Instruction: Copy exactly the lines from the one containing "Read this page and output its text content." through the last line of the records below, including both, and leave out any pictures.

Data for the task:
******

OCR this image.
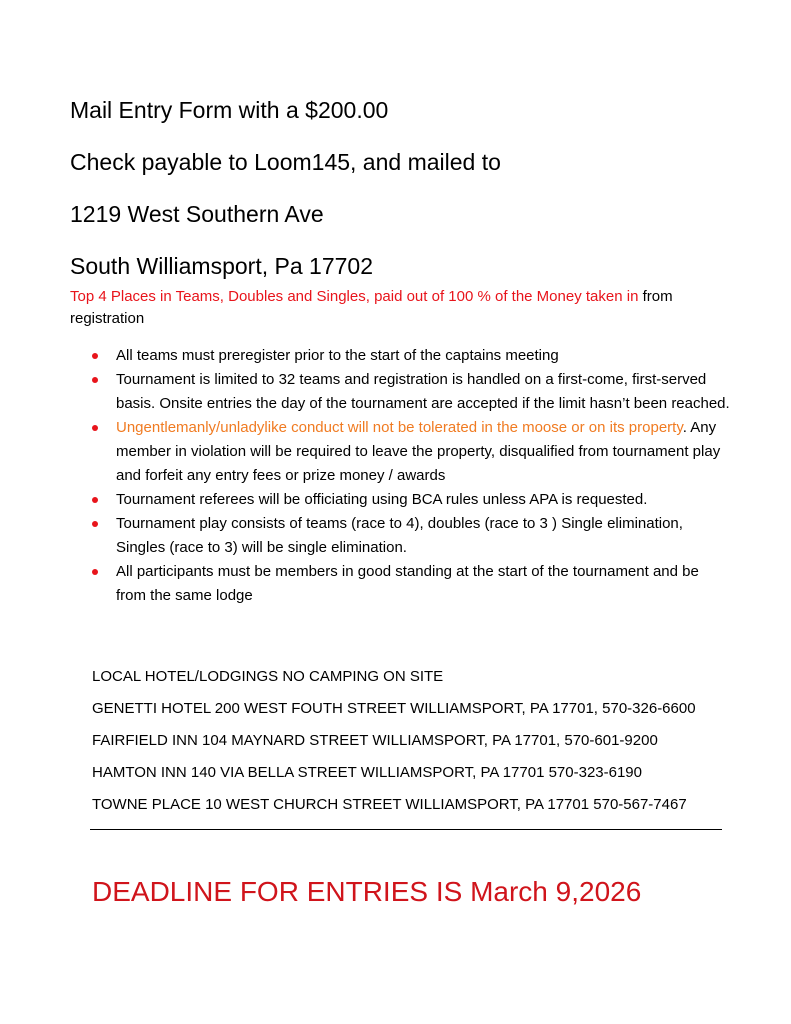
Mail Entry Form with a $200.00

Check payable to Loom145, and mailed to

1219 West Southern Ave

South Williamsport, Pa 17702

Top 4 Places in Teams, Doubles and Singles, paid out of 100 % of the Money taken in from registration
All teams must preregister prior to the start of the captains meeting
Tournament is limited to 32 teams and registration is handled on a first-come, first-served basis. Onsite entries the day of the tournament are accepted if the limit hasn’t been reached.
Ungentlemanly/unladylike conduct will not be tolerated in the moose or on its property. Any member in violation will be required to leave the property, disqualified from tournament play and forfeit any entry fees or prize money / awards
Tournament referees will be officiating using BCA rules unless APA is requested.
Tournament play consists of teams (race to 4), doubles (race to 3 ) Single elimination, Singles (race to 3) will be single elimination.
All participants must be members in good standing at the start of the tournament and be from the same lodge

LOCAL HOTEL/LODGINGS NO CAMPING ON SITE

GENETTI HOTEL 200 WEST FOUTH STREET WILLIAMSPORT, PA 17701, 570-326-6600

FAIRFIELD INN 104 MAYNARD STREET WILLIAMSPORT, PA 17701, 570-601-9200

HAMTON INN 140 VIA BELLA STREET WILLIAMSPORT, PA 17701 570-323-6190

TOWNE PLACE 10 WEST CHURCH STREET WILLIAMSPORT, PA 17701 570-567-7467

DEADLINE FOR ENTRIES IS March 9,2026
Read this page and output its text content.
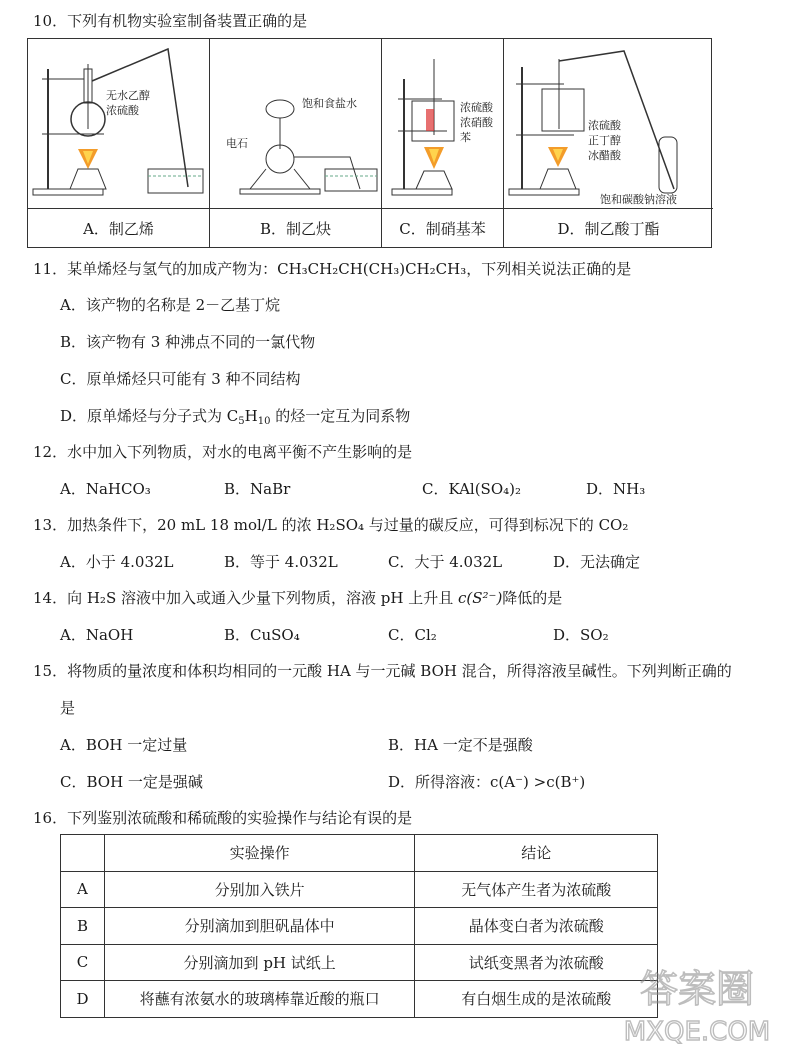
10．下列有机物实验室制备装置正确的是
无水乙醇
浓硫酸
A．制乙烯
饱和食盐水
电石
B．制乙炔
浓硫酸
浓硝酸
苯
C．制硝基苯
浓硫酸
正丁醇
冰醋酸
饱和碳酸钠溶液
D．制乙酸丁酯
11．某单烯烃与氢气的加成产物为：CH₃CH₂CH(CH₃)CH₂CH₃，下列相关说法正确的是
A．该产物的名称是 2－乙基丁烷
B．该产物有 3 种沸点不同的一氯代物
C．原单烯烃只可能有 3 种不同结构
D．原单烯烃与分子式为 $C_5H_{10}$ 的烃一定互为同系物
12．水中加入下列物质，对水的电离平衡不产生影响的是
A．NaHCO₃	B．NaBr	C．KAl(SO₄)₂	D．NH₃
13．加热条件下，20 mL 18 mol/L 的浓 H₂SO₄ 与过量的碳反应，可得到标况下的 CO₂
A．小于 4.032L	B．等于 4.032L	C．大于 4.032L	D．无法确定
14．向 H₂S 溶液中加入或通入少量下列物质，溶液 pH 上升且 c(S²⁻)降低的是
A．NaOH	B．CuSO₄	C．Cl₂	D．SO₂
15．将物质的量浓度和体积均相同的一元酸 HA 与一元碱 BOH 混合，所得溶液呈碱性。下列判断正确的
是
A．BOH 一定过量	B．HA 一定不是强酸
C．BOH 一定是强碱	D．所得溶液：c(A⁻) >c(B⁺)
16．下列鉴别浓硫酸和稀硫酸的实验操作与结论有误的是
	实验操作	结论
A	分别加入铁片	无气体产生者为浓硫酸
B	分别滴加到胆矾晶体中	晶体变白者为浓硫酸
C	分别滴加到 pH 试纸上	试纸变黑者为浓硫酸
D	将蘸有浓氨水的玻璃棒靠近酸的瓶口	有白烟生成的是浓硫酸 答案圈
MXQE.COM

******

Reply to the exercise:
Read this page and output its text content.
10．下列有机物实验室制备装置正确的是
无水乙醇
浓硫酸
A．制乙烯
饱和食盐水
电石
B．制乙炔
浓硫酸
浓硝酸
苯
C．制硝基苯
浓硫酸
正丁醇
冰醋酸
饱和碳酸钠溶液
D．制乙酸丁酯
11．某单烯烃与氢气的加成产物为：CH₃CH₂CH(CH₃)CH₂CH₃，下列相关说法正确的是
A．该产物的名称是 2－乙基丁烷
B．该产物有 3 种沸点不同的一氯代物
C．原单烯烃只可能有 3 种不同结构
D．原单烯烃与分子式为 $C_5H_{10}$ 的烃一定互为同系物
12．水中加入下列物质，对水的电离平衡不产生影响的是
A．NaHCO₃	B．NaBr	C．KAl(SO₄)₂	D．NH₃
13．加热条件下，20 mL 18 mol/L 的浓 H₂SO₄ 与过量的碳反应，可得到标况下的 CO₂
A．小于 4.032L	B．等于 4.032L	C．大于 4.032L	D．无法确定
14．向 H₂S 溶液中加入或通入少量下列物质，溶液 pH 上升且 c(S²⁻)降低的是
A．NaOH	B．CuSO₄	C．Cl₂	D．SO₂
15．将物质的量浓度和体积均相同的一元酸 HA 与一元碱 BOH 混合，所得溶液呈碱性。下列判断正确的
是
A．BOH 一定过量	B．HA 一定不是强酸
C．BOH 一定是强碱	D．所得溶液：c(A⁻) >c(B⁺)
16．下列鉴别浓硫酸和稀硫酸的实验操作与结论有误的是
	实验操作	结论
A	分别加入铁片	无气体产生者为浓硫酸
B	分别滴加到胆矾晶体中	晶体变白者为浓硫酸
C	分别滴加到 pH 试纸上	试纸变黑者为浓硫酸
D	将蘸有浓氨水的玻璃棒靠近酸的瓶口	有白烟生成的是浓硫酸 答案圈
MXQE.COM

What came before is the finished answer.